[DIRECTIVE] All lines in which the word "Abandono" occurs are to be extracted.

>> begin PROVIDED RECORDS

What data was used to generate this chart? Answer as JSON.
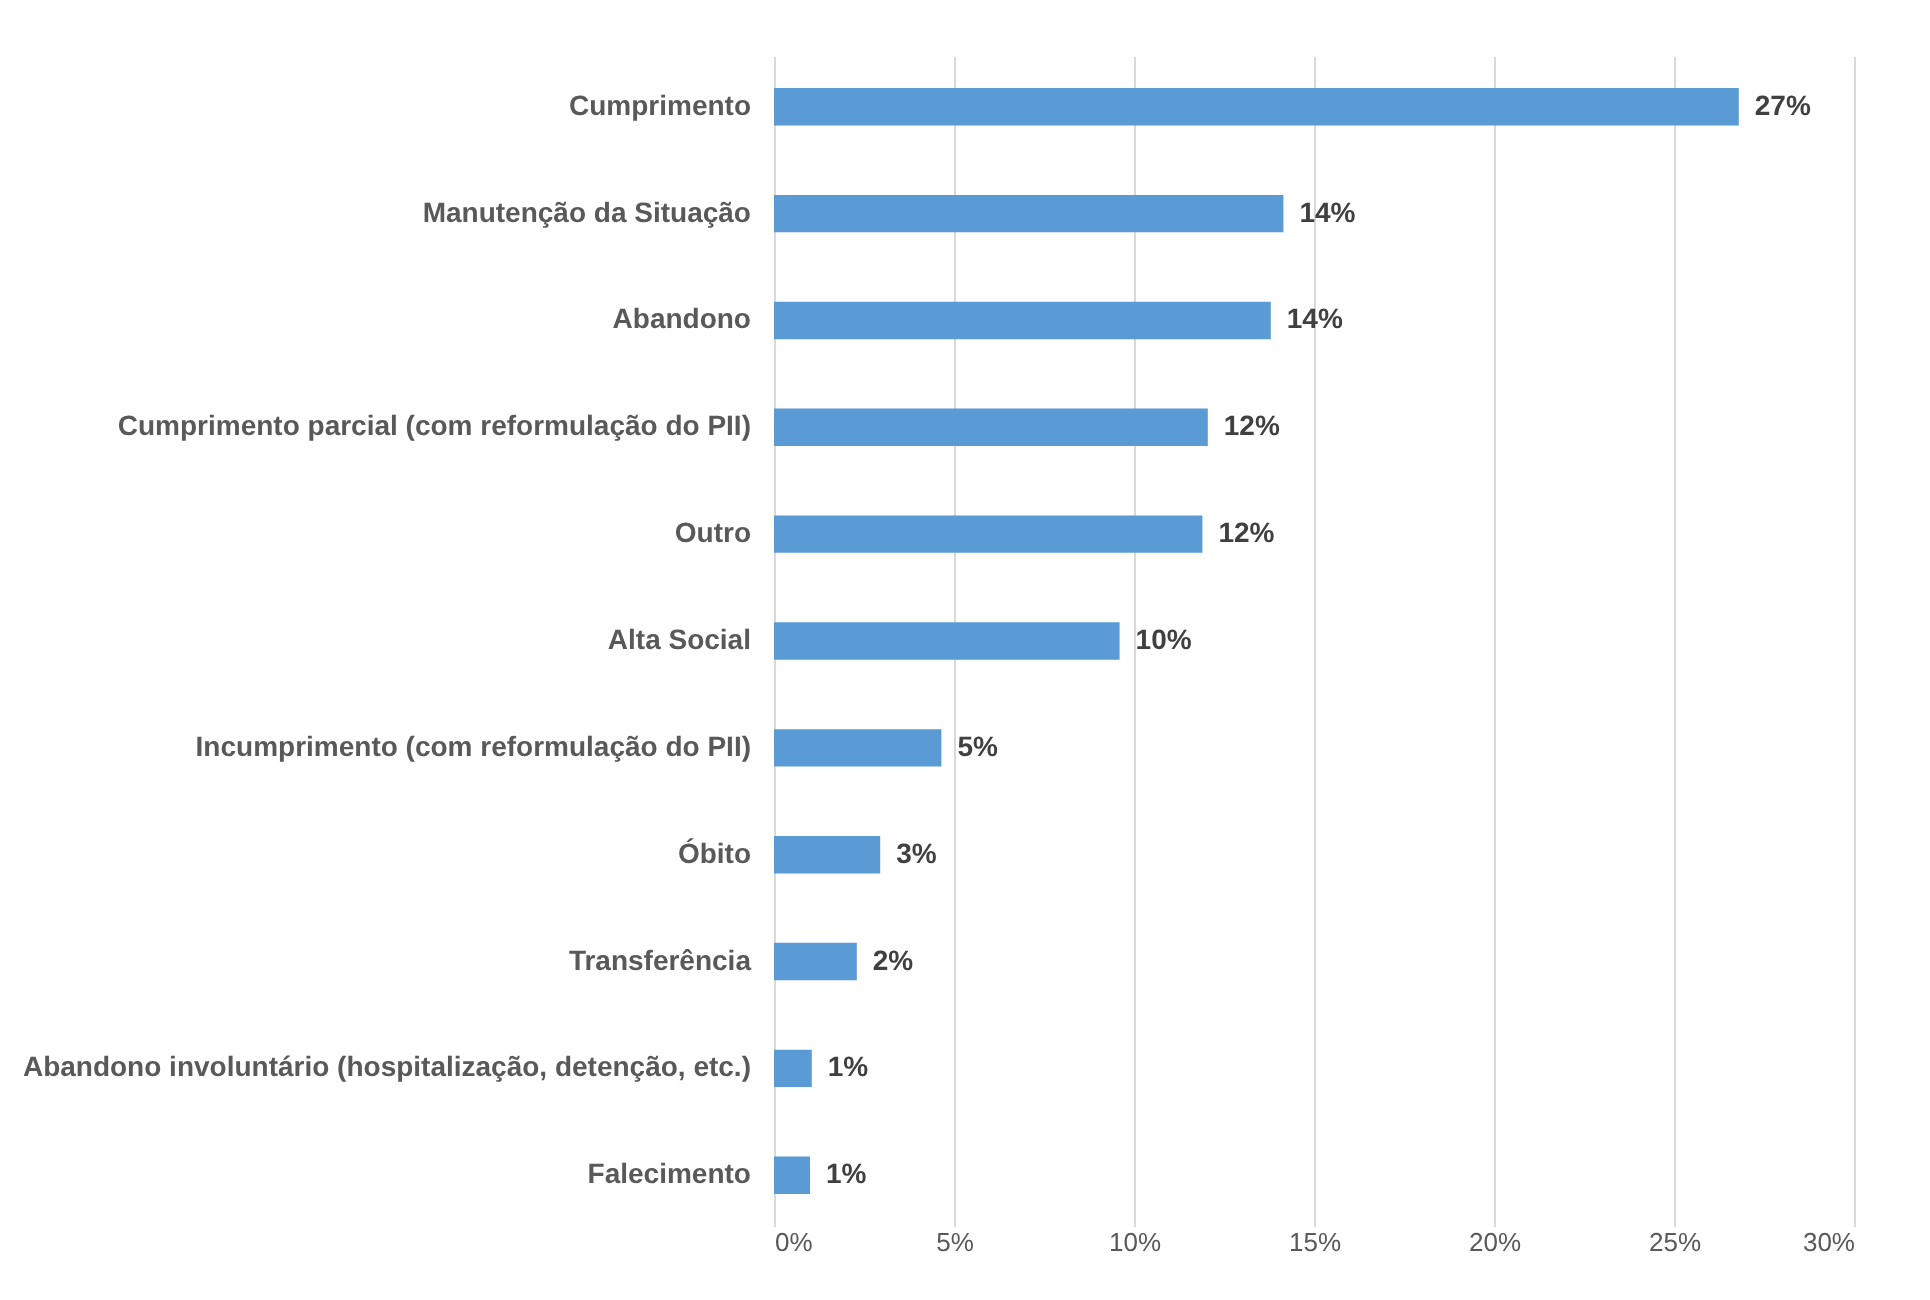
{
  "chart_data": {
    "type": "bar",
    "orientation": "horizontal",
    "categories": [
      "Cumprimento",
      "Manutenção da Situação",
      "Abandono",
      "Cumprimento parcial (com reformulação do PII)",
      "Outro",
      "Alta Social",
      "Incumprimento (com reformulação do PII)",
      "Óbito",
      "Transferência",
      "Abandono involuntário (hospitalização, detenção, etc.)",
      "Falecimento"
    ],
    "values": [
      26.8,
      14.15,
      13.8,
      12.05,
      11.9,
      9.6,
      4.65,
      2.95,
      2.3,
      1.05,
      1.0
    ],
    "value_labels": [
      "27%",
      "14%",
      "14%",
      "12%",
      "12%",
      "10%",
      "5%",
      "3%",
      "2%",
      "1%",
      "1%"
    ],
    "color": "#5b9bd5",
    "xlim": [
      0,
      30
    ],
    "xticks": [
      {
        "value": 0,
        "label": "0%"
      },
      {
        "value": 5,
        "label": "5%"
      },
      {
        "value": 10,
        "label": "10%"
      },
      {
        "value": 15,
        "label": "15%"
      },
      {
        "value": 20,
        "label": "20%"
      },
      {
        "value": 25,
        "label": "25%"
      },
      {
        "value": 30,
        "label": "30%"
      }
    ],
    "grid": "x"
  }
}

>> end PROVIDED RECORDS

[OUTPUT]
      "Abandono",
      "Abandono involuntário (hospitalização, detenção, etc.)",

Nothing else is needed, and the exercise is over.